## Given task
Tally the lines that contain "spacing" and report the total alone.

━━ Record list

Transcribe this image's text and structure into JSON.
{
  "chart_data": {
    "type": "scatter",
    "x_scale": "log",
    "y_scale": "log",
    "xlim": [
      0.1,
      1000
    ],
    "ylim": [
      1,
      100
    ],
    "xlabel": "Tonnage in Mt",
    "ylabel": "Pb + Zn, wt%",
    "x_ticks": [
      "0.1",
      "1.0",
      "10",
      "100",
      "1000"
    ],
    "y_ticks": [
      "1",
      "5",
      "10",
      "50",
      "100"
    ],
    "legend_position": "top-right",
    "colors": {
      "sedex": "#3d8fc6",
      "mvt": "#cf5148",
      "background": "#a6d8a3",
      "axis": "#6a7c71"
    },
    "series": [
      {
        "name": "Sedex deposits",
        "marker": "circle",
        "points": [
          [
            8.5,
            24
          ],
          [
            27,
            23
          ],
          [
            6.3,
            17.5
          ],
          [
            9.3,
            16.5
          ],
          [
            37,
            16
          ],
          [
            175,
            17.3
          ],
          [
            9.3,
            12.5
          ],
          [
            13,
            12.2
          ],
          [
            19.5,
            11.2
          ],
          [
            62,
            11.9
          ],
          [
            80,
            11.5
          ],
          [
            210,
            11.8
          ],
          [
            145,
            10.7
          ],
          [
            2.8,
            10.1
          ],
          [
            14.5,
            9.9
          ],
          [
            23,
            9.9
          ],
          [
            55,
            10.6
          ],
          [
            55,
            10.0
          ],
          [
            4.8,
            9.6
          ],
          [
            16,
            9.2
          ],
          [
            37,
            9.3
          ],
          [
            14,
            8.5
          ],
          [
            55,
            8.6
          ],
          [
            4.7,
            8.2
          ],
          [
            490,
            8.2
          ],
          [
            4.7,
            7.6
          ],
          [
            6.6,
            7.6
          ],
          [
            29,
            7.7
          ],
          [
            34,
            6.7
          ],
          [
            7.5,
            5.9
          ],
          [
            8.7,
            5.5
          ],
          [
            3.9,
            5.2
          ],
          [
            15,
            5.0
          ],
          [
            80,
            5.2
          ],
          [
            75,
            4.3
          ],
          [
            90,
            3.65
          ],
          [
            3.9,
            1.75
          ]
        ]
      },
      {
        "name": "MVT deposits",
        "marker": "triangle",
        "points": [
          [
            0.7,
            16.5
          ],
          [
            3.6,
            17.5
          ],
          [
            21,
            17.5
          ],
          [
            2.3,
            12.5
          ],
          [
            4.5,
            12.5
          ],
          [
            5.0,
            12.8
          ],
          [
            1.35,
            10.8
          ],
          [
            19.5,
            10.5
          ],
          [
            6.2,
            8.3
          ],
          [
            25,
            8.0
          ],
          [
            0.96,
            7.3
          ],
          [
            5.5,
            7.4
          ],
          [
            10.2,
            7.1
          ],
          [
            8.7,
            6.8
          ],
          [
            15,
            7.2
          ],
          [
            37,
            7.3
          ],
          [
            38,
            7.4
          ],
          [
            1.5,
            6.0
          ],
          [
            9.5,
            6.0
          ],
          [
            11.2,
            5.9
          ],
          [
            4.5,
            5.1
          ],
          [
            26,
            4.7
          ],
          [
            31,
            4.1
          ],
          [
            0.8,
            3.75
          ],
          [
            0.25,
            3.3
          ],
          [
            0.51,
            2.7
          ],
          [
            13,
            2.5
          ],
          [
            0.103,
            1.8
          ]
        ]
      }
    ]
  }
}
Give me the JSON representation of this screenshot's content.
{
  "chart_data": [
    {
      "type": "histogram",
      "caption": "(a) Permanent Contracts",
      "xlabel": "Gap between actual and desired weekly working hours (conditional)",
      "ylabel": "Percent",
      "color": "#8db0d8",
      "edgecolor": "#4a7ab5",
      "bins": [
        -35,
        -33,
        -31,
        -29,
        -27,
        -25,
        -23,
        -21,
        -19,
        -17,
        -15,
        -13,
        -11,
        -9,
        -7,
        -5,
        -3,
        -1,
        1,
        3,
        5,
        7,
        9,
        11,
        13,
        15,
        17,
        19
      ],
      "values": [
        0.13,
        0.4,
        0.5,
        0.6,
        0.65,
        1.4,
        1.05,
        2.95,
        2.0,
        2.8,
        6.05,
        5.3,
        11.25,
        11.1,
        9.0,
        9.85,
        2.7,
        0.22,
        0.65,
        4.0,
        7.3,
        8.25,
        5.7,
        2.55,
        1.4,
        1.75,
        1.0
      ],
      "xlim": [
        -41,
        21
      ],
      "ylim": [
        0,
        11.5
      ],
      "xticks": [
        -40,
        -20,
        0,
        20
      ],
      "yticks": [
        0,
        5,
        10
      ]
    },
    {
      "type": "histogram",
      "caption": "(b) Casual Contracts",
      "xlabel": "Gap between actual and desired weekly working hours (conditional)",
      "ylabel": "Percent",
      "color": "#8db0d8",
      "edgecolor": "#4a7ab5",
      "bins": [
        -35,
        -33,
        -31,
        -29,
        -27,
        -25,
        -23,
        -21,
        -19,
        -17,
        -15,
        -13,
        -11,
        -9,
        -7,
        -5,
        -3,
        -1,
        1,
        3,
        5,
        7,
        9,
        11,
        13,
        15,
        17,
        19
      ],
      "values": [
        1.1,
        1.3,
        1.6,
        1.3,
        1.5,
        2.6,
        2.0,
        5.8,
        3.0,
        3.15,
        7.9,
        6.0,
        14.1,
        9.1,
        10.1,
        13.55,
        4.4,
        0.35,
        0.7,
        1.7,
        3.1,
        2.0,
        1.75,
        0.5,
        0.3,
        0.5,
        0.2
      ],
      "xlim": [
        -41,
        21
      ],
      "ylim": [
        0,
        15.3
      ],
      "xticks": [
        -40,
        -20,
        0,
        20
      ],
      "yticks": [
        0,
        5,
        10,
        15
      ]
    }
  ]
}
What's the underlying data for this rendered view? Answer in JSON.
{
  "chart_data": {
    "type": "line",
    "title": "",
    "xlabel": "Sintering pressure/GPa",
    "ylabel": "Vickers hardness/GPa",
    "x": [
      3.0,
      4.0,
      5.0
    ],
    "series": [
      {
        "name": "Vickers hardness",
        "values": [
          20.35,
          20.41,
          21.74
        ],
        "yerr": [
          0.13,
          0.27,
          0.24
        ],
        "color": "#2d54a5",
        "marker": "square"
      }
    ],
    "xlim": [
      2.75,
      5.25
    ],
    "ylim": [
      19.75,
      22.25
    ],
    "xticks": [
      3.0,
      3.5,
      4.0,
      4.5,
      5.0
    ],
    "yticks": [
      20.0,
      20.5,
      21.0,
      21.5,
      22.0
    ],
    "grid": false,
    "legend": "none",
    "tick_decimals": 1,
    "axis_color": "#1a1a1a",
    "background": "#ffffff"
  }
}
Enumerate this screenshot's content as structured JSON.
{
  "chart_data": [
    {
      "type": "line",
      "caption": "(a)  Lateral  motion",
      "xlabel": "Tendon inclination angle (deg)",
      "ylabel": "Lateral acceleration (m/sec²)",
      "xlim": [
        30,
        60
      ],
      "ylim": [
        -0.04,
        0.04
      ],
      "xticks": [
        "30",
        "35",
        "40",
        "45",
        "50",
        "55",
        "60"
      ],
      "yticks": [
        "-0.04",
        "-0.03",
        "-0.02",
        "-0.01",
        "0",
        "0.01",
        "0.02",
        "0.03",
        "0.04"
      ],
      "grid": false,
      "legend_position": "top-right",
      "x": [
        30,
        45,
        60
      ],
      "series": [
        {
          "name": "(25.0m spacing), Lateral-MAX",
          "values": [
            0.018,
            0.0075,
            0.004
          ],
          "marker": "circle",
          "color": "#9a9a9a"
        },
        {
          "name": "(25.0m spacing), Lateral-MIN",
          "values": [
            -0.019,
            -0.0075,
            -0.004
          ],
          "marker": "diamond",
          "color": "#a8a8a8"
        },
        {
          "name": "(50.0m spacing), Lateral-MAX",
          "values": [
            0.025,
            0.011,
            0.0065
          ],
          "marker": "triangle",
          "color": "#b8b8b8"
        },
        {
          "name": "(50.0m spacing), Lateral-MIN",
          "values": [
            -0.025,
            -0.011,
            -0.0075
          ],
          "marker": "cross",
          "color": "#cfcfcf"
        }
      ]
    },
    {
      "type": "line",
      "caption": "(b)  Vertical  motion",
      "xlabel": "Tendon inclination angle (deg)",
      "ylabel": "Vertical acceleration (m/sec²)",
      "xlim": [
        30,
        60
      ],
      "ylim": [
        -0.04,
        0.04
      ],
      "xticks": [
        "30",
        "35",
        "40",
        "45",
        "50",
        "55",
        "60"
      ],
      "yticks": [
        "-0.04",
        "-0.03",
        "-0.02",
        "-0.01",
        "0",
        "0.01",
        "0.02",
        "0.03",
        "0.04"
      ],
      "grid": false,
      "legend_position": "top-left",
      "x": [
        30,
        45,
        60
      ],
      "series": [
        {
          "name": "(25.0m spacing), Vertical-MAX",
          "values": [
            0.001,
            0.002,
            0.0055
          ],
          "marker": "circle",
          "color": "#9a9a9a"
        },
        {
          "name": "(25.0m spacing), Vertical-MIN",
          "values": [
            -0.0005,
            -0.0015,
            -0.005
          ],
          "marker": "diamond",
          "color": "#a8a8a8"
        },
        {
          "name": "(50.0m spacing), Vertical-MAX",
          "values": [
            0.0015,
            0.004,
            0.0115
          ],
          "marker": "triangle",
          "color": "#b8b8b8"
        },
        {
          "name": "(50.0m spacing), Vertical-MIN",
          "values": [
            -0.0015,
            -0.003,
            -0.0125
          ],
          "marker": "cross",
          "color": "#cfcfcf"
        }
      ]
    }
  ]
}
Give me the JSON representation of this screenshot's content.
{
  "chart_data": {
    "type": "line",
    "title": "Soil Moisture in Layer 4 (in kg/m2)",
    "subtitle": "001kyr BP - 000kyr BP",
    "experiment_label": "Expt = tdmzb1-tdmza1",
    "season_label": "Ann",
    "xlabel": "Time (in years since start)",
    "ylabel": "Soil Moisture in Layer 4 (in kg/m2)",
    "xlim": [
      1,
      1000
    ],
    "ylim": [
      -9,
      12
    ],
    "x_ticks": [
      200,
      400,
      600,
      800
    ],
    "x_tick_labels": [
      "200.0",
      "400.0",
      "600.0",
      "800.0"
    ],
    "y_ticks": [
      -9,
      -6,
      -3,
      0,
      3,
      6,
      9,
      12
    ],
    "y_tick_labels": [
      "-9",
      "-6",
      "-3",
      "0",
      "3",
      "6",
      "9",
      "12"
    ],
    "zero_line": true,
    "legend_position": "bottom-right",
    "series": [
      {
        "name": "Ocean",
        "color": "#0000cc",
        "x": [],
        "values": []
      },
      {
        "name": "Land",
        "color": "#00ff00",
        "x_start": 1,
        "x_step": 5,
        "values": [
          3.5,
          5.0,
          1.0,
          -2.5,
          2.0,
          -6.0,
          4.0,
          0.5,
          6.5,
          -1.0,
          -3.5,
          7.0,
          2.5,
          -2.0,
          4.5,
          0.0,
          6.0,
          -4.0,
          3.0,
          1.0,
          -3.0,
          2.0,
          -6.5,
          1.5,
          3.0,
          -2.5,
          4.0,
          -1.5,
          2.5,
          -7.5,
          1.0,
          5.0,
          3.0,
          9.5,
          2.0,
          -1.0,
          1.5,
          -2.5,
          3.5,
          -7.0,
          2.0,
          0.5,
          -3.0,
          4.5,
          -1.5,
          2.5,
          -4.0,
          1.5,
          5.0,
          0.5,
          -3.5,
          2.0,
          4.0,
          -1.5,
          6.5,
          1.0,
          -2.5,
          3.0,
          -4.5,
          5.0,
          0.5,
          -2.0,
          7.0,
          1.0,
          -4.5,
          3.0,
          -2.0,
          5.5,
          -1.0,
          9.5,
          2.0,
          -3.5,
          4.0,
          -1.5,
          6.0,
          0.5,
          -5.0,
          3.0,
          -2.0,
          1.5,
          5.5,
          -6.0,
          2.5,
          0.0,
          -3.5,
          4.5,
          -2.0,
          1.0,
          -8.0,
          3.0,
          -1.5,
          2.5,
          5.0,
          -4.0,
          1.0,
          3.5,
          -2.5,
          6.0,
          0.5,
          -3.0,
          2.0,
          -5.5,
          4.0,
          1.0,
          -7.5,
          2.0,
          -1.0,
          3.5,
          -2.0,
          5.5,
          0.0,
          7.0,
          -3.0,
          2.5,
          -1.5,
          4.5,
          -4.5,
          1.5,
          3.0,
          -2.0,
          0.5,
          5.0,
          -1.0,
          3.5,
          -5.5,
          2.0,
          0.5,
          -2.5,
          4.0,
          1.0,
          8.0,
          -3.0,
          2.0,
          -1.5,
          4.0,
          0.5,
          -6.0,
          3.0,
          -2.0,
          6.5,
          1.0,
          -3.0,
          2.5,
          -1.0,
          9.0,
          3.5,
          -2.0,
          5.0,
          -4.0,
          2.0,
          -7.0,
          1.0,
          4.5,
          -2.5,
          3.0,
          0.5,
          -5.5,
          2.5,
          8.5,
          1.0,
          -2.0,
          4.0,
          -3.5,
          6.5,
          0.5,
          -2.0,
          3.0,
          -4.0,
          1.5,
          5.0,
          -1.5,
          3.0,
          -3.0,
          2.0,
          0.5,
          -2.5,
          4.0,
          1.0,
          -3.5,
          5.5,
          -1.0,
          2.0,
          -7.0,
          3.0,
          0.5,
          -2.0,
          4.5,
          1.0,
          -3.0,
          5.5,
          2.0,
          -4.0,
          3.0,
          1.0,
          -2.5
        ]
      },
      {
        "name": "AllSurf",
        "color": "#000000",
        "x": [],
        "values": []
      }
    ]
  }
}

━━━━

## Output of the exercise
8